■ Task details
Copy out all the records exactly.

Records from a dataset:
• • • • •

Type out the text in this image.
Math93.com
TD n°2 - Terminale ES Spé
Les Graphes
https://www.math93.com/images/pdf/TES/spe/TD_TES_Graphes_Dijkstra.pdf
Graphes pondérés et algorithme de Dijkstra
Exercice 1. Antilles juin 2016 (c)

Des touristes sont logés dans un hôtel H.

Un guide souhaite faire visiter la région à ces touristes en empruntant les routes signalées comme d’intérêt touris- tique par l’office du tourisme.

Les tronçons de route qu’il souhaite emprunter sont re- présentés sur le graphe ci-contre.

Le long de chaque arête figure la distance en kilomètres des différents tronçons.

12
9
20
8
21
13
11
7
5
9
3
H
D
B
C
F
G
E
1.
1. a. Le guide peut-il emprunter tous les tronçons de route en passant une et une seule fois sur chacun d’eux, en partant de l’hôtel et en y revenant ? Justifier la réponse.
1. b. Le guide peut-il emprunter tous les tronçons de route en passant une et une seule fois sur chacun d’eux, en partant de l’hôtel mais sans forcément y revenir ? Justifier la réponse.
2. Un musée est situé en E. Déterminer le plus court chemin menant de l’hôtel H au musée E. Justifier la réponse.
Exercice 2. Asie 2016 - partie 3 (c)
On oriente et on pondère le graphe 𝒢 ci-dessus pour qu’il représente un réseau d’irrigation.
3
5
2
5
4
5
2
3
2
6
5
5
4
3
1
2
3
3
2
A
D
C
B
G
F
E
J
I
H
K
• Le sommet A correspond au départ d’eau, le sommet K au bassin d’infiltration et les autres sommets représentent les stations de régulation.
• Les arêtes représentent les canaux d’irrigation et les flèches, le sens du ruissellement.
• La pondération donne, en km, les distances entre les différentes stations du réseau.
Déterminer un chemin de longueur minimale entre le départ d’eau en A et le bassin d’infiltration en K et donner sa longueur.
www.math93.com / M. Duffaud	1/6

• • • • •

■ Result
Type out the text in this image.
Math93.com
TD n°2 - Terminale ES Spé
Les Graphes
https://www.math93.com/images/pdf/TES/spe/TD_TES_Graphes_Dijkstra.pdf
Graphes pondérés et algorithme de Dijkstra
Exercice 1. Antilles juin 2016 (c)

Des touristes sont logés dans un hôtel H.

Un guide souhaite faire visiter la région à ces touristes en empruntant les routes signalées comme d’intérêt touris- tique par l’office du tourisme.

Les tronçons de route qu’il souhaite emprunter sont re- présentés sur le graphe ci-contre.

Le long de chaque arête figure la distance en kilomètres des différents tronçons.

12
9
20
8
21
13
11
7
5
9
3
H
D
B
C
F
G
E
1.
1. a. Le guide peut-il emprunter tous les tronçons de route en passant une et une seule fois sur chacun d’eux, en partant de l’hôtel et en y revenant ? Justifier la réponse.
1. b. Le guide peut-il emprunter tous les tronçons de route en passant une et une seule fois sur chacun d’eux, en partant de l’hôtel mais sans forcément y revenir ? Justifier la réponse.
2. Un musée est situé en E. Déterminer le plus court chemin menant de l’hôtel H au musée E. Justifier la réponse.
Exercice 2. Asie 2016 - partie 3 (c)
On oriente et on pondère le graphe 𝒢 ci-dessus pour qu’il représente un réseau d’irrigation.
3
5
2
5
4
5
2
3
2
6
5
5
4
3
1
2
3
3
2
A
D
C
B
G
F
E
J
I
H
K
• Le sommet A correspond au départ d’eau, le sommet K au bassin d’infiltration et les autres sommets représentent les stations de régulation.
• Les arêtes représentent les canaux d’irrigation et les flèches, le sens du ruissellement.
• La pondération donne, en km, les distances entre les différentes stations du réseau.
Déterminer un chemin de longueur minimale entre le départ d’eau en A et le bassin d’infiltration en K et donner sa longueur.
www.math93.com / M. Duffaud	1/6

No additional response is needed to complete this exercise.